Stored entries
--------------------
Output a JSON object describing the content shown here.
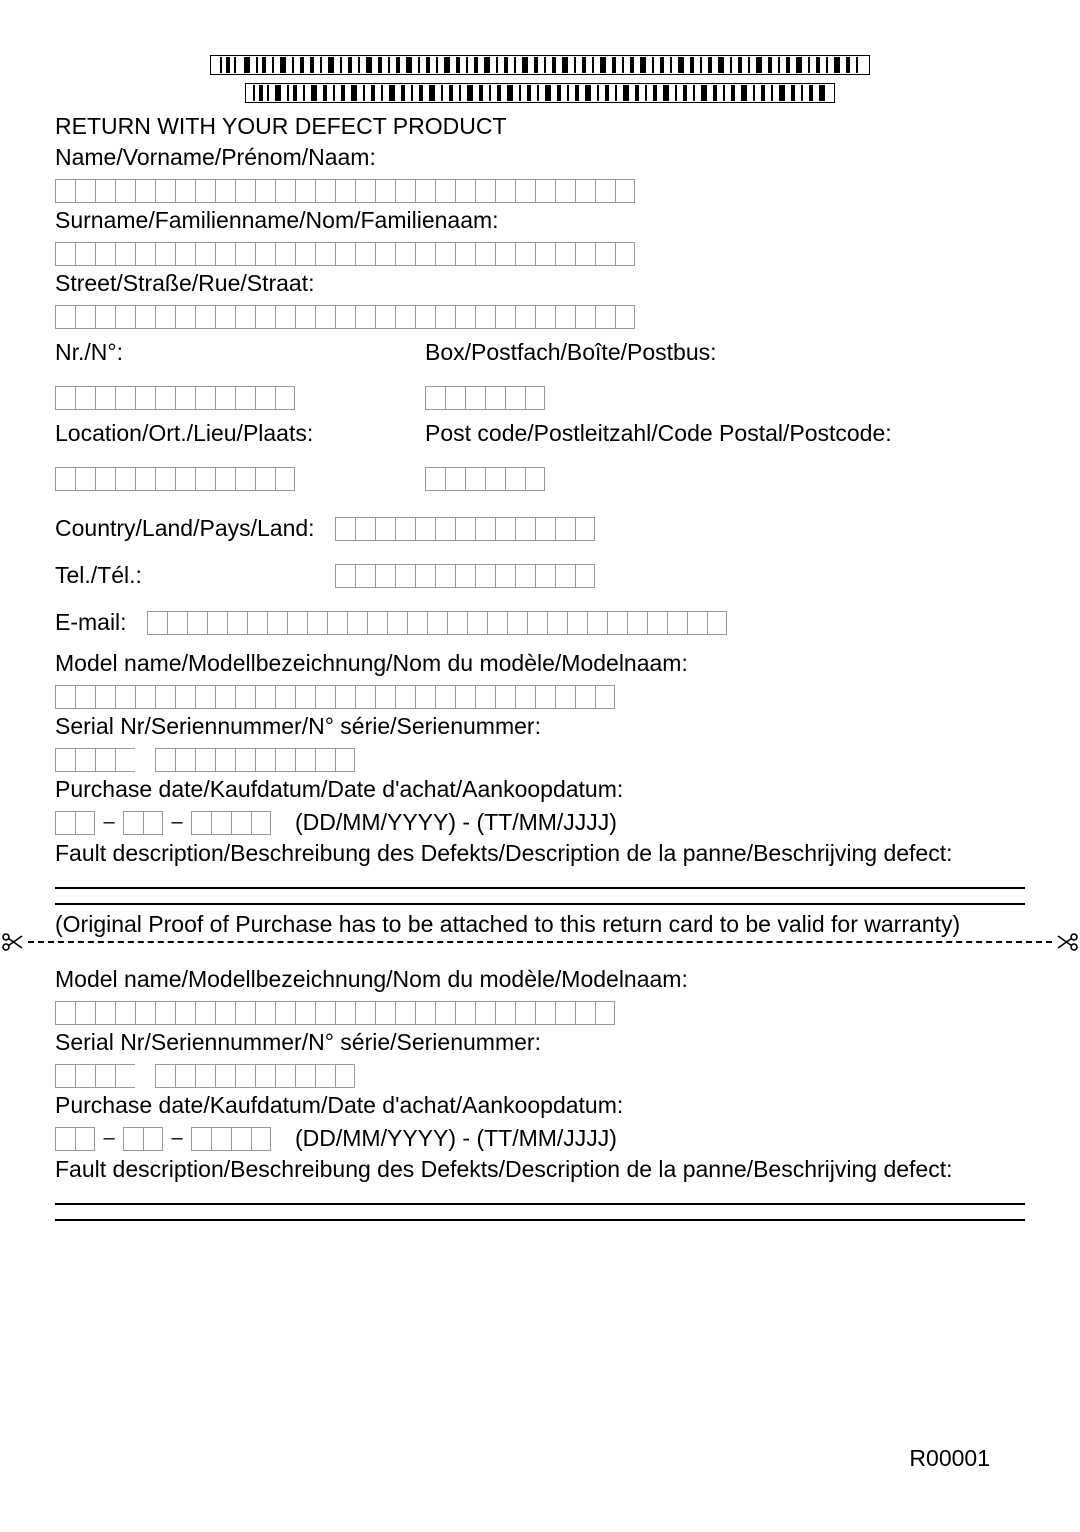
{
  "title": "RETURN WITH YOUR DEFECT PRODUCT",
  "labels": {
    "name": "Name/Vorname/Prénom/Naam:",
    "surname": "Surname/Familienname/Nom/Familienaam:",
    "street": "Street/Straße/Rue/Straat:",
    "nr": "Nr./N°:",
    "box": "Box/Postfach/Boîte/Postbus:",
    "location": "Location/Ort./Lieu/Plaats:",
    "postcode": "Post code/Postleitzahl/Code Postal/Postcode:",
    "country": "Country/Land/Pays/Land:",
    "tel": "Tel./Tél.:",
    "email": "E-mail:",
    "model": "Model name/Modellbezeichnung/Nom du modèle/Modelnaam:",
    "serial": "Serial Nr/Seriennummer/N° série/Serienummer:",
    "purchase": "Purchase date/Kaufdatum/Date d'achat/Aankoopdatum:",
    "date_hint": "(DD/MM/YYYY) - (TT/MM/JJJJ)",
    "fault": "Fault description/Beschreibung des Defekts/Description de la panne/Beschrijving defect:",
    "proof": "(Original Proof of Purchase has to be attached to this return card to be valid for warranty)"
  },
  "box_counts": {
    "name": 29,
    "surname": 29,
    "street": 29,
    "nr": 12,
    "box": 6,
    "location": 12,
    "postcode": 6,
    "country": 13,
    "tel": 13,
    "email": 29,
    "model": 28,
    "serial_group1": 4,
    "serial_group2": 10,
    "date_dd": 2,
    "date_mm": 2,
    "date_yyyy": 4
  },
  "footer": "R00001"
}
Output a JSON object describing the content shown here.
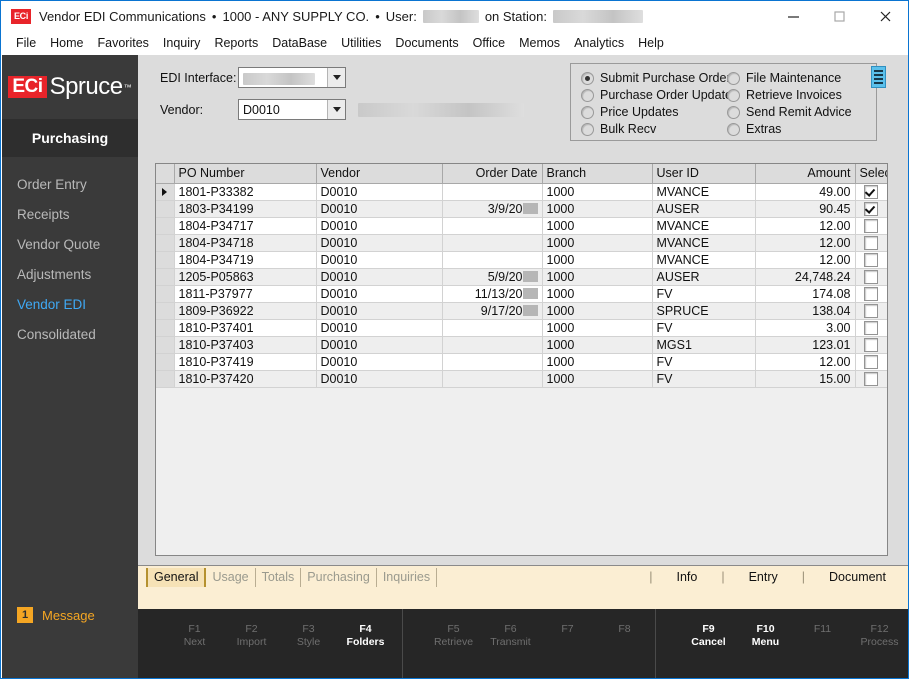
{
  "window": {
    "app_badge": "ECi",
    "title": "Vendor EDI Communications",
    "separator": "•",
    "company": "1000 - ANY SUPPLY CO.",
    "user_label": "User:",
    "station_label": "on Station:",
    "minimize": "–",
    "maximize": "□",
    "close": "✕"
  },
  "menubar": {
    "items": [
      {
        "label": "File"
      },
      {
        "label": "Home"
      },
      {
        "label": "Favorites"
      },
      {
        "label": "Inquiry"
      },
      {
        "label": "Reports"
      },
      {
        "label": "DataBase"
      },
      {
        "label": "Utilities"
      },
      {
        "label": "Documents"
      },
      {
        "label": "Office"
      },
      {
        "label": "Memos"
      },
      {
        "label": "Analytics"
      },
      {
        "label": "Help"
      }
    ]
  },
  "sidebar": {
    "logo_eci": "ECi",
    "logo_product": "Spruce",
    "logo_tm": "™",
    "module": "Purchasing",
    "items": [
      {
        "label": "Order Entry",
        "active": false
      },
      {
        "label": "Receipts",
        "active": false
      },
      {
        "label": "Vendor Quote",
        "active": false
      },
      {
        "label": "Adjustments",
        "active": false
      },
      {
        "label": "Vendor EDI",
        "active": true
      },
      {
        "label": "Consolidated",
        "active": false
      }
    ],
    "message": {
      "count": "1",
      "label": "Message"
    },
    "accent_color": "#3fa9f5",
    "message_color": "#f5a623"
  },
  "form": {
    "edi_interface_label": "EDI Interface:",
    "edi_interface_value": "",
    "vendor_label": "Vendor:",
    "vendor_value": "D0010",
    "vendor_name_value": ""
  },
  "actions": {
    "column1": [
      {
        "label": "Submit Purchase Orders",
        "selected": true
      },
      {
        "label": "Purchase Order Update",
        "selected": false
      },
      {
        "label": "Price Updates",
        "selected": false
      },
      {
        "label": "Bulk Recv",
        "selected": false
      }
    ],
    "column2": [
      {
        "label": "File Maintenance",
        "selected": false
      },
      {
        "label": "Retrieve Invoices",
        "selected": false
      },
      {
        "label": "Send Remit Advice",
        "selected": false
      },
      {
        "label": "Extras",
        "selected": false
      }
    ]
  },
  "grid": {
    "columns": [
      {
        "label": "PO Number",
        "align": "left"
      },
      {
        "label": "Vendor",
        "align": "left"
      },
      {
        "label": "Order Date",
        "align": "right"
      },
      {
        "label": "Branch",
        "align": "left"
      },
      {
        "label": "User ID",
        "align": "left"
      },
      {
        "label": "Amount",
        "align": "right"
      },
      {
        "label": "Select",
        "align": "center"
      }
    ],
    "rows": [
      {
        "po": "1801-P33382",
        "vendor": "D0010",
        "date": "",
        "date_redacted": false,
        "branch": "1000",
        "user": "MVANCE",
        "amount": "49.00",
        "selected": true,
        "current": true
      },
      {
        "po": "1803-P34199",
        "vendor": "D0010",
        "date": "3/9/20",
        "date_redacted": true,
        "branch": "1000",
        "user": "AUSER",
        "amount": "90.45",
        "selected": true,
        "current": false
      },
      {
        "po": "1804-P34717",
        "vendor": "D0010",
        "date": "",
        "date_redacted": false,
        "branch": "1000",
        "user": "MVANCE",
        "amount": "12.00",
        "selected": false,
        "current": false
      },
      {
        "po": "1804-P34718",
        "vendor": "D0010",
        "date": "",
        "date_redacted": false,
        "branch": "1000",
        "user": "MVANCE",
        "amount": "12.00",
        "selected": false,
        "current": false
      },
      {
        "po": "1804-P34719",
        "vendor": "D0010",
        "date": "",
        "date_redacted": false,
        "branch": "1000",
        "user": "MVANCE",
        "amount": "12.00",
        "selected": false,
        "current": false
      },
      {
        "po": "1205-P05863",
        "vendor": "D0010",
        "date": "5/9/20",
        "date_redacted": true,
        "branch": "1000",
        "user": "AUSER",
        "amount": "24,748.24",
        "selected": false,
        "current": false
      },
      {
        "po": "1811-P37977",
        "vendor": "D0010",
        "date": "11/13/20",
        "date_redacted": true,
        "branch": "1000",
        "user": "FV",
        "amount": "174.08",
        "selected": false,
        "current": false
      },
      {
        "po": "1809-P36922",
        "vendor": "D0010",
        "date": "9/17/20",
        "date_redacted": true,
        "branch": "1000",
        "user": "SPRUCE",
        "amount": "138.04",
        "selected": false,
        "current": false
      },
      {
        "po": "1810-P37401",
        "vendor": "D0010",
        "date": "",
        "date_redacted": false,
        "branch": "1000",
        "user": "FV",
        "amount": "3.00",
        "selected": false,
        "current": false
      },
      {
        "po": "1810-P37403",
        "vendor": "D0010",
        "date": "",
        "date_redacted": false,
        "branch": "1000",
        "user": "MGS1",
        "amount": "123.01",
        "selected": false,
        "current": false
      },
      {
        "po": "1810-P37419",
        "vendor": "D0010",
        "date": "",
        "date_redacted": false,
        "branch": "1000",
        "user": "FV",
        "amount": "12.00",
        "selected": false,
        "current": false
      },
      {
        "po": "1810-P37420",
        "vendor": "D0010",
        "date": "",
        "date_redacted": false,
        "branch": "1000",
        "user": "FV",
        "amount": "15.00",
        "selected": false,
        "current": false
      }
    ]
  },
  "tabbar": {
    "tabs": [
      {
        "label": "General",
        "active": true
      },
      {
        "label": "Usage",
        "active": false
      },
      {
        "label": "Totals",
        "active": false
      },
      {
        "label": "Purchasing",
        "active": false
      },
      {
        "label": "Inquiries",
        "active": false
      }
    ],
    "right_actions": [
      {
        "label": "Info"
      },
      {
        "label": "Entry"
      },
      {
        "label": "Document"
      }
    ],
    "divider": "|"
  },
  "fkeys": {
    "group1": [
      {
        "key": "F1",
        "label": "Next",
        "enabled": false
      },
      {
        "key": "F2",
        "label": "Import",
        "enabled": false
      },
      {
        "key": "F3",
        "label": "Style",
        "enabled": false
      },
      {
        "key": "F4",
        "label": "Folders",
        "enabled": true
      }
    ],
    "group2": [
      {
        "key": "F5",
        "label": "Retrieve",
        "enabled": false
      },
      {
        "key": "F6",
        "label": "Transmit",
        "enabled": false
      },
      {
        "key": "F7",
        "label": "",
        "enabled": false
      },
      {
        "key": "F8",
        "label": "",
        "enabled": false
      }
    ],
    "group3": [
      {
        "key": "F9",
        "label": "Cancel",
        "enabled": true
      },
      {
        "key": "F10",
        "label": "Menu",
        "enabled": true
      },
      {
        "key": "F11",
        "label": "",
        "enabled": false
      },
      {
        "key": "F12",
        "label": "Process",
        "enabled": false
      }
    ]
  }
}
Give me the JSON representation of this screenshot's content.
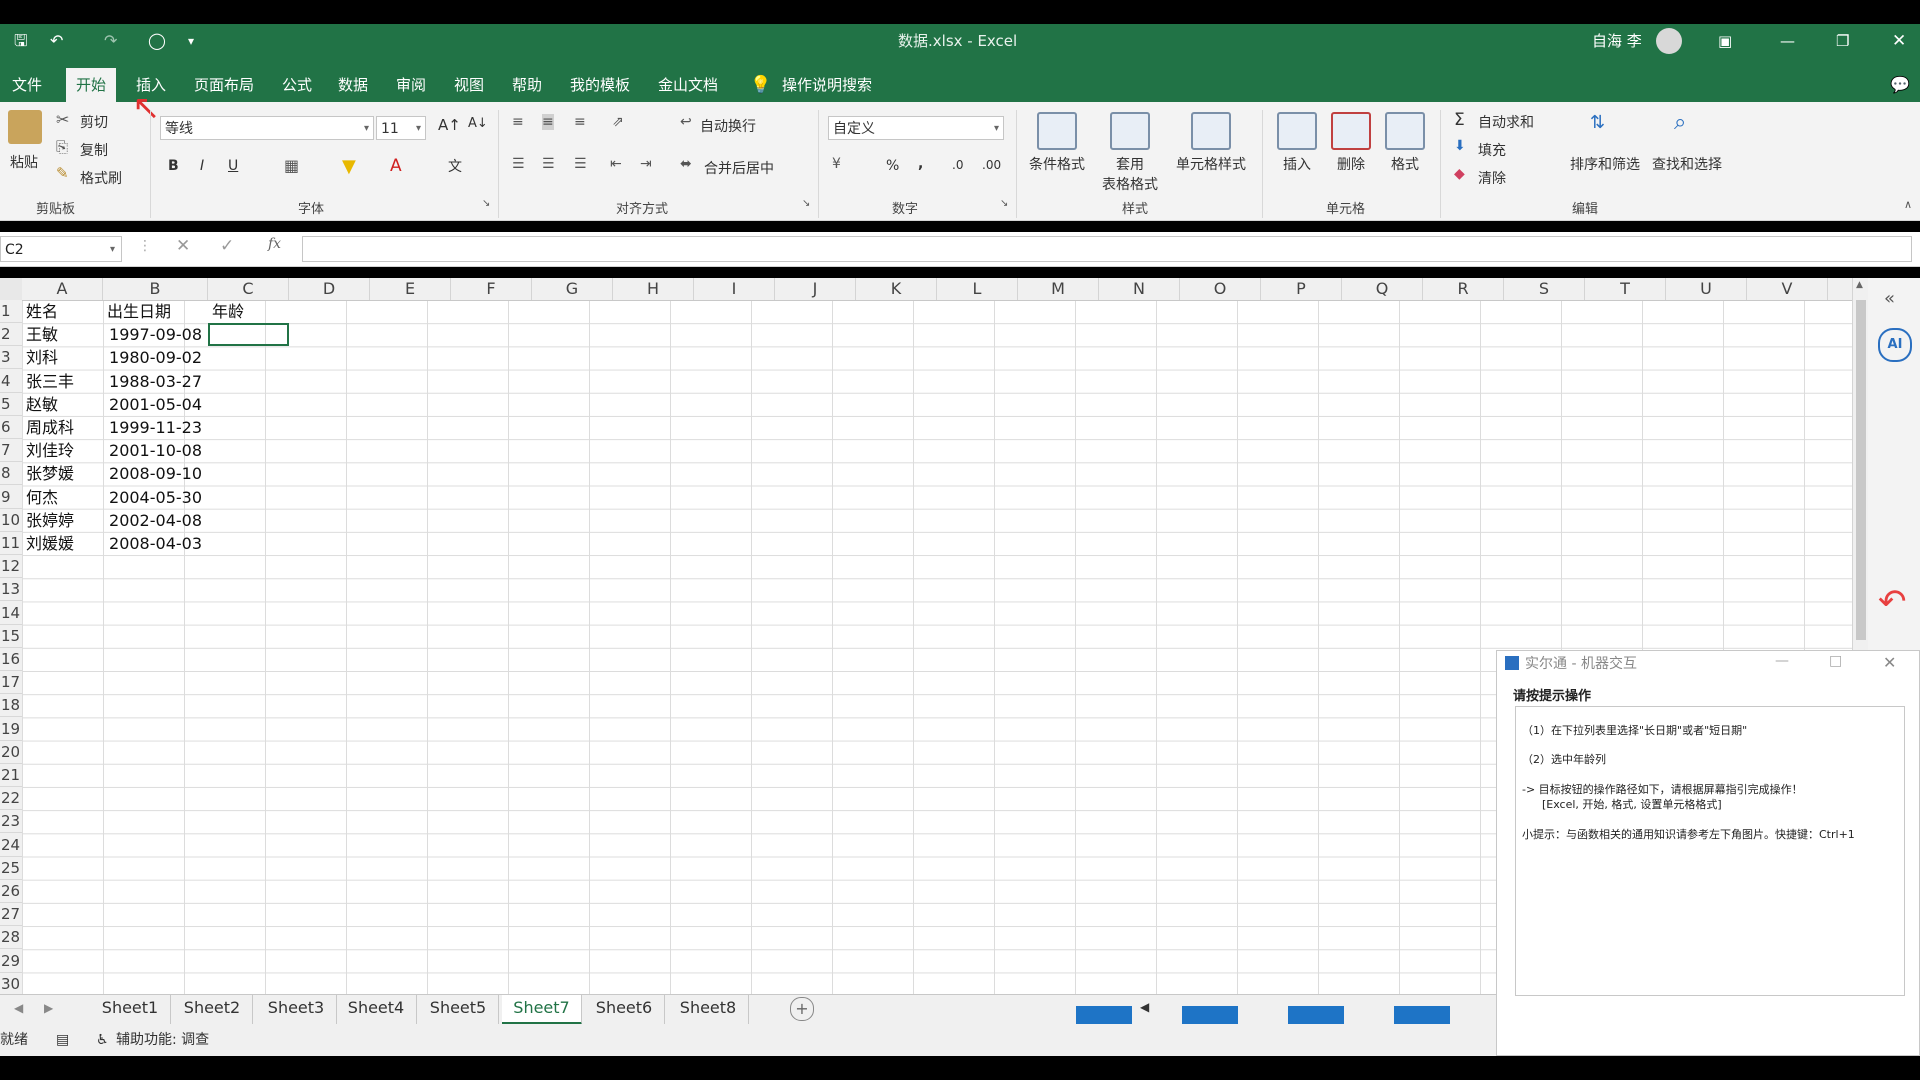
{
  "window": {
    "title": "数据.xlsx  -  Excel",
    "user": "自海 李"
  },
  "tellme": "操作说明搜索",
  "menu": [
    "文件",
    "开始",
    "插入",
    "页面布局",
    "公式",
    "数据",
    "审阅",
    "视图",
    "帮助",
    "我的模板",
    "金山文档"
  ],
  "ribbon": {
    "clipboard": {
      "paste": "粘贴",
      "cut": "剪切",
      "copy": "复制",
      "format_painter": "格式刷",
      "label": "剪贴板"
    },
    "font": {
      "name": "等线",
      "size": "11",
      "label": "字体"
    },
    "alignment": {
      "wrap": "自动换行",
      "merge": "合并后居中",
      "label": "对齐方式"
    },
    "number": {
      "format": "自定义",
      "label": "数字"
    },
    "styles": {
      "conditional": "条件格式",
      "table1": "套用",
      "table2": "表格格式",
      "cell_styles": "单元格样式",
      "label": "样式"
    },
    "cells": {
      "insert": "插入",
      "delete": "删除",
      "format": "格式",
      "label": "单元格"
    },
    "editing": {
      "autosum": "自动求和",
      "fill": "填充",
      "clear": "清除",
      "sort": "排序和筛选",
      "find": "查找和选择",
      "label": "编辑"
    }
  },
  "formula_bar": {
    "name_box": "C2",
    "fx": "fx"
  },
  "columns": [
    "A",
    "B",
    "C",
    "D",
    "E",
    "F",
    "G",
    "H",
    "I",
    "J",
    "K",
    "L",
    "M",
    "N",
    "O",
    "P",
    "Q",
    "R",
    "S",
    "T",
    "U",
    "V"
  ],
  "rows": [
    "1",
    "2",
    "3",
    "4",
    "5",
    "6",
    "7",
    "8",
    "9",
    "10",
    "11",
    "12",
    "13",
    "14",
    "15",
    "16",
    "17",
    "18",
    "19",
    "20",
    "21",
    "22",
    "23",
    "24",
    "25",
    "26",
    "27",
    "28",
    "29",
    "30"
  ],
  "table": {
    "headers": [
      "姓名",
      "出生日期",
      "年龄"
    ],
    "names": [
      "王敏",
      "刘科",
      "张三丰",
      "赵敏",
      "周成科",
      "刘佳玲",
      "张梦媛",
      "何杰",
      "张婷婷",
      "刘媛媛"
    ],
    "dates": [
      "1997-09-08",
      "1980-09-02",
      "1988-03-27",
      "2001-05-04",
      "1999-11-23",
      "2001-10-08",
      "2008-09-10",
      "2004-05-30",
      "2002-04-08",
      "2008-04-03"
    ]
  },
  "sheets": [
    "Sheet1",
    "Sheet2",
    "Sheet3",
    "Sheet4",
    "Sheet5",
    "Sheet7",
    "Sheet6",
    "Sheet8"
  ],
  "active_sheet": "Sheet7",
  "status": {
    "ready": "就绪",
    "accessibility": "辅助功能: 调查"
  },
  "dialog": {
    "title": "实尔通 - 机器交互",
    "heading": "请按提示操作",
    "step1": "（1）在下拉列表里选择\"长日期\"或者\"短日期\"",
    "step2": "（2）选中年龄列",
    "path_intro": "-> 目标按钮的操作路径如下，请根据屏幕指引完成操作！",
    "path": "[Excel, 开始, 格式, 设置单元格格式]",
    "tip": "小提示：与函数相关的通用知识请参考左下角图片。快捷键：Ctrl+1"
  },
  "colors": {
    "accent": "#217346",
    "ribbon_bg": "#f3f3f3"
  }
}
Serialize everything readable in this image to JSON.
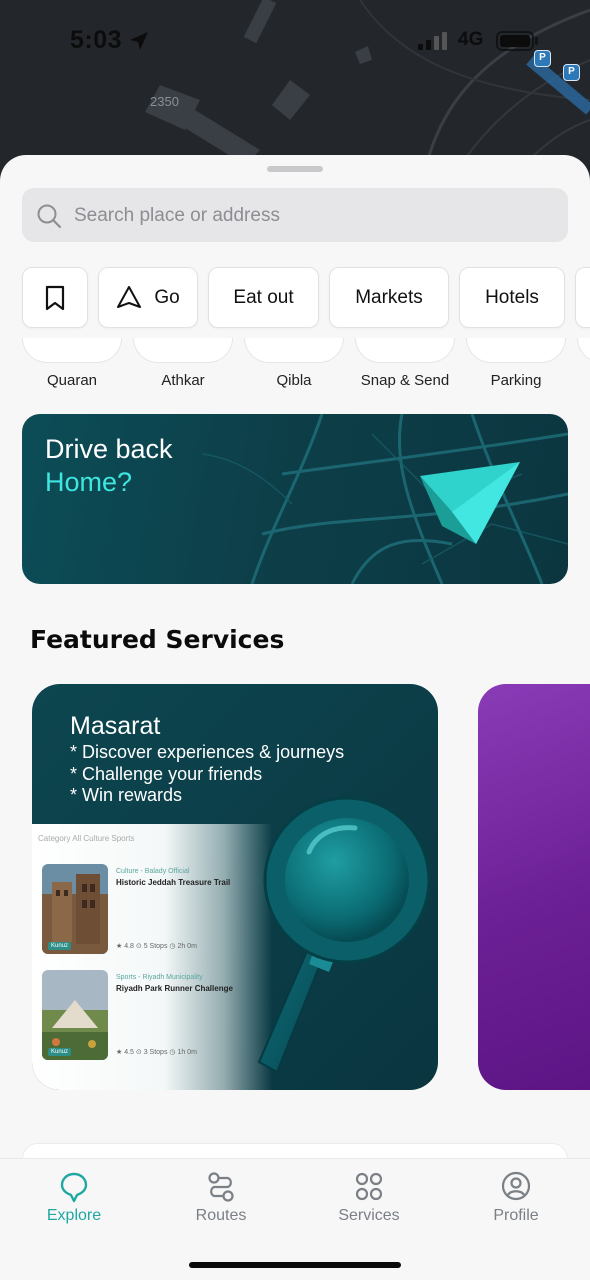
--------------------
● **Your instructions**
Select every line above that contains the word "Purchase", and copy it.

● **In response**
    "purchase": "Purchase date/Kaufdatum/Date d'achat/Aankoopdatum:",
    "proof": "(Original Proof of Purchase has to be attached to this return card to be valid for warranty)"
        "label": "Submit Purchase Orders",
        "label": "Purchase Order Update",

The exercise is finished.